Data shown →
--- begin ---
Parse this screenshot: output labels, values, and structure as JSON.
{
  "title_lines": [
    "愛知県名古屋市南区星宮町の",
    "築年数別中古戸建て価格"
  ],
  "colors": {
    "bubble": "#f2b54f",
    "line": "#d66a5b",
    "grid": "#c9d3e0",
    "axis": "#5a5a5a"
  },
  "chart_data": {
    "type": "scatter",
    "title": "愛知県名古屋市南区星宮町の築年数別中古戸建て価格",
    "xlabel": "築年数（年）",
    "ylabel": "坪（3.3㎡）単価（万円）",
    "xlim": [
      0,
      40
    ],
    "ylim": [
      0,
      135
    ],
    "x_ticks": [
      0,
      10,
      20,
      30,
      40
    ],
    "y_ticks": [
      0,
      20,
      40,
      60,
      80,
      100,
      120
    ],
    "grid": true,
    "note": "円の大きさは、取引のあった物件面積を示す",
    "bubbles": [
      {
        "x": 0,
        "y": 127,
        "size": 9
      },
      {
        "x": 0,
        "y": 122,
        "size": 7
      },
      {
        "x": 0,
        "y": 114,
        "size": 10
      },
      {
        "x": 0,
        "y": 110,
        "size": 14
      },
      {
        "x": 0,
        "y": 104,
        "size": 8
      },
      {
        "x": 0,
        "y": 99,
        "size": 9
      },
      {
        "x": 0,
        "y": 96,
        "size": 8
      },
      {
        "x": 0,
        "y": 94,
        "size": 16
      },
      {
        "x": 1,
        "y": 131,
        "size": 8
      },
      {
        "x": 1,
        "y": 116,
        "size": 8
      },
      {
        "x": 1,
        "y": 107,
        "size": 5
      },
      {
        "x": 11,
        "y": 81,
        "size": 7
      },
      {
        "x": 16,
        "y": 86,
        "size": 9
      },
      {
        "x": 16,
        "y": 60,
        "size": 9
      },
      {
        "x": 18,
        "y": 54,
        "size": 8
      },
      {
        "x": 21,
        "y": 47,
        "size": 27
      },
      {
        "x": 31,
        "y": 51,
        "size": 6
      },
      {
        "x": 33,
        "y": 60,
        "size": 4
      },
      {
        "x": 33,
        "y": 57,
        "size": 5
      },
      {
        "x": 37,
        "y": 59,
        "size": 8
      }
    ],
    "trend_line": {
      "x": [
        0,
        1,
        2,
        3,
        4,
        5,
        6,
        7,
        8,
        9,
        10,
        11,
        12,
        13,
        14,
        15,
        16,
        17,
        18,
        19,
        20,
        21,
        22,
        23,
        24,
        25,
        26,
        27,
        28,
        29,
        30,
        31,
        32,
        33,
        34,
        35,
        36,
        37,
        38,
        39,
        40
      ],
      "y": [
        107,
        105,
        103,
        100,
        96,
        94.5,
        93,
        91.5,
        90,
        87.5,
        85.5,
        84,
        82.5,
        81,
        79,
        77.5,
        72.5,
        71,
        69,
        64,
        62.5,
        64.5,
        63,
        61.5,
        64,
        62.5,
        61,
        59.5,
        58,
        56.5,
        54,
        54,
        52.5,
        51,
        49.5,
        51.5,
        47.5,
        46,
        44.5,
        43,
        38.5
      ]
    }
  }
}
--- end ---
What you are asked to do →
Copy the material above back out, exactly as written.

Exercise answer →
Parse this screenshot: output labels, values, and structure as JSON.
{
  "title_lines": [
    "愛知県名古屋市南区星宮町の",
    "築年数別中古戸建て価格"
  ],
  "colors": {
    "bubble": "#f2b54f",
    "line": "#d66a5b",
    "grid": "#c9d3e0",
    "axis": "#5a5a5a"
  },
  "chart_data": {
    "type": "scatter",
    "title": "愛知県名古屋市南区星宮町の築年数別中古戸建て価格",
    "xlabel": "築年数（年）",
    "ylabel": "坪（3.3㎡）単価（万円）",
    "xlim": [
      0,
      40
    ],
    "ylim": [
      0,
      135
    ],
    "x_ticks": [
      0,
      10,
      20,
      30,
      40
    ],
    "y_ticks": [
      0,
      20,
      40,
      60,
      80,
      100,
      120
    ],
    "grid": true,
    "note": "円の大きさは、取引のあった物件面積を示す",
    "bubbles": [
      {
        "x": 0,
        "y": 127,
        "size": 9
      },
      {
        "x": 0,
        "y": 122,
        "size": 7
      },
      {
        "x": 0,
        "y": 114,
        "size": 10
      },
      {
        "x": 0,
        "y": 110,
        "size": 14
      },
      {
        "x": 0,
        "y": 104,
        "size": 8
      },
      {
        "x": 0,
        "y": 99,
        "size": 9
      },
      {
        "x": 0,
        "y": 96,
        "size": 8
      },
      {
        "x": 0,
        "y": 94,
        "size": 16
      },
      {
        "x": 1,
        "y": 131,
        "size": 8
      },
      {
        "x": 1,
        "y": 116,
        "size": 8
      },
      {
        "x": 1,
        "y": 107,
        "size": 5
      },
      {
        "x": 11,
        "y": 81,
        "size": 7
      },
      {
        "x": 16,
        "y": 86,
        "size": 9
      },
      {
        "x": 16,
        "y": 60,
        "size": 9
      },
      {
        "x": 18,
        "y": 54,
        "size": 8
      },
      {
        "x": 21,
        "y": 47,
        "size": 27
      },
      {
        "x": 31,
        "y": 51,
        "size": 6
      },
      {
        "x": 33,
        "y": 60,
        "size": 4
      },
      {
        "x": 33,
        "y": 57,
        "size": 5
      },
      {
        "x": 37,
        "y": 59,
        "size": 8
      }
    ],
    "trend_line": {
      "x": [
        0,
        1,
        2,
        3,
        4,
        5,
        6,
        7,
        8,
        9,
        10,
        11,
        12,
        13,
        14,
        15,
        16,
        17,
        18,
        19,
        20,
        21,
        22,
        23,
        24,
        25,
        26,
        27,
        28,
        29,
        30,
        31,
        32,
        33,
        34,
        35,
        36,
        37,
        38,
        39,
        40
      ],
      "y": [
        107,
        105,
        103,
        100,
        96,
        94.5,
        93,
        91.5,
        90,
        87.5,
        85.5,
        84,
        82.5,
        81,
        79,
        77.5,
        72.5,
        71,
        69,
        64,
        62.5,
        64.5,
        63,
        61.5,
        64,
        62.5,
        61,
        59.5,
        58,
        56.5,
        54,
        54,
        52.5,
        51,
        49.5,
        51.5,
        47.5,
        46,
        44.5,
        43,
        38.5
      ]
    }
  }
}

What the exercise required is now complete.